#### Records provided:
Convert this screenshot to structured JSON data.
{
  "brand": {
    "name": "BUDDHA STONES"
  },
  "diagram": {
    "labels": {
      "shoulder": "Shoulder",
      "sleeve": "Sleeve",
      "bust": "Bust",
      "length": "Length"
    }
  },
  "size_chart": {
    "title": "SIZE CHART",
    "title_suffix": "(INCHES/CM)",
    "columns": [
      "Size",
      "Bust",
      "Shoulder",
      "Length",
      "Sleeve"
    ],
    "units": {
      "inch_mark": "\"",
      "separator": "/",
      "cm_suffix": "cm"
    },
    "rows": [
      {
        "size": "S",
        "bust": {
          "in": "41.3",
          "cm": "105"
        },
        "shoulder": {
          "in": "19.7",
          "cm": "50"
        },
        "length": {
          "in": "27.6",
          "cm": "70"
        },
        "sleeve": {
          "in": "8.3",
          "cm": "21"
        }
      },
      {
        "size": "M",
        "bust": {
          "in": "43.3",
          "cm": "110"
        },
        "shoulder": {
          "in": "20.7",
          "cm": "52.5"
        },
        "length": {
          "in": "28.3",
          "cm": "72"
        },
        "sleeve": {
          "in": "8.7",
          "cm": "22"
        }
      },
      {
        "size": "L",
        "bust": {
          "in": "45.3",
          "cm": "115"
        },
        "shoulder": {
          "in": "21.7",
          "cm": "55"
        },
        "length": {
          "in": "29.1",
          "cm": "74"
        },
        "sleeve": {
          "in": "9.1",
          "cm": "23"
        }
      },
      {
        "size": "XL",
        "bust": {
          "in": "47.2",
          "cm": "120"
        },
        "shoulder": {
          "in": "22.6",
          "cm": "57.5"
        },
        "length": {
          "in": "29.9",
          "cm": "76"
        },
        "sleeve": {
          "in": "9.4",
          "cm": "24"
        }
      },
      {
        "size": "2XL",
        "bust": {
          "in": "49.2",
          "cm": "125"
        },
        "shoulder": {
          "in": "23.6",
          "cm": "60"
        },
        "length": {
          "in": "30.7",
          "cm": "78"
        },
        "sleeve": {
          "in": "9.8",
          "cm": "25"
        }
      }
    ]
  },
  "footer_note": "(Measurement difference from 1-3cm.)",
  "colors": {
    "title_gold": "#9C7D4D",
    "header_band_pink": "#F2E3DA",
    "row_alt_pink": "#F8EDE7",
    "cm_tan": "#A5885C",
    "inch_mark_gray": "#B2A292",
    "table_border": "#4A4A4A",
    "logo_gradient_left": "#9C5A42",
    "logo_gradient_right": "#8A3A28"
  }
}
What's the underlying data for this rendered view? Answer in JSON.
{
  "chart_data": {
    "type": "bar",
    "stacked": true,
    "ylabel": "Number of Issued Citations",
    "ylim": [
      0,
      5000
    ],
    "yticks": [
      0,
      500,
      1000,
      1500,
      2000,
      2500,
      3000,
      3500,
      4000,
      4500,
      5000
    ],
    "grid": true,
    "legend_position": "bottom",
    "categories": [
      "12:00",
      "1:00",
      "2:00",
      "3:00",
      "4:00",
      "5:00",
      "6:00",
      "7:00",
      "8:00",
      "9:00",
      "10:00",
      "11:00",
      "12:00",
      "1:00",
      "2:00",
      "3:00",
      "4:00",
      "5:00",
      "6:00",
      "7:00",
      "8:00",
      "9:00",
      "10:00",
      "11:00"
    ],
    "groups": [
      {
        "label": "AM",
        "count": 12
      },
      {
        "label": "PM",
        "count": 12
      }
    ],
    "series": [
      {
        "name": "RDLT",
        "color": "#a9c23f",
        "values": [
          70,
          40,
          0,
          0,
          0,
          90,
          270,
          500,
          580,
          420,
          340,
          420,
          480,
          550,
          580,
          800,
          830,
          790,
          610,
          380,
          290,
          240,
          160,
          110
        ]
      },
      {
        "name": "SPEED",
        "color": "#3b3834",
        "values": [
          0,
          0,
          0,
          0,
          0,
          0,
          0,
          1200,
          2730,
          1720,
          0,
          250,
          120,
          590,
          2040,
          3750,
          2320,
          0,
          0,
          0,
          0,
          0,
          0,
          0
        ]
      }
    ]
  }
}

#### Exercise objective:
Everything from the line containing "What's the underlying" to the last line of the entries above should be quoted exactly, and only that.

#### The solution:
What's the underlying data for this rendered view? Answer in JSON.
{
  "chart_data": {
    "type": "bar",
    "stacked": true,
    "ylabel": "Number of Issued Citations",
    "ylim": [
      0,
      5000
    ],
    "yticks": [
      0,
      500,
      1000,
      1500,
      2000,
      2500,
      3000,
      3500,
      4000,
      4500,
      5000
    ],
    "grid": true,
    "legend_position": "bottom",
    "categories": [
      "12:00",
      "1:00",
      "2:00",
      "3:00",
      "4:00",
      "5:00",
      "6:00",
      "7:00",
      "8:00",
      "9:00",
      "10:00",
      "11:00",
      "12:00",
      "1:00",
      "2:00",
      "3:00",
      "4:00",
      "5:00",
      "6:00",
      "7:00",
      "8:00",
      "9:00",
      "10:00",
      "11:00"
    ],
    "groups": [
      {
        "label": "AM",
        "count": 12
      },
      {
        "label": "PM",
        "count": 12
      }
    ],
    "series": [
      {
        "name": "RDLT",
        "color": "#a9c23f",
        "values": [
          70,
          40,
          0,
          0,
          0,
          90,
          270,
          500,
          580,
          420,
          340,
          420,
          480,
          550,
          580,
          800,
          830,
          790,
          610,
          380,
          290,
          240,
          160,
          110
        ]
      },
      {
        "name": "SPEED",
        "color": "#3b3834",
        "values": [
          0,
          0,
          0,
          0,
          0,
          0,
          0,
          1200,
          2730,
          1720,
          0,
          250,
          120,
          590,
          2040,
          3750,
          2320,
          0,
          0,
          0,
          0,
          0,
          0,
          0
        ]
      }
    ]
  }
}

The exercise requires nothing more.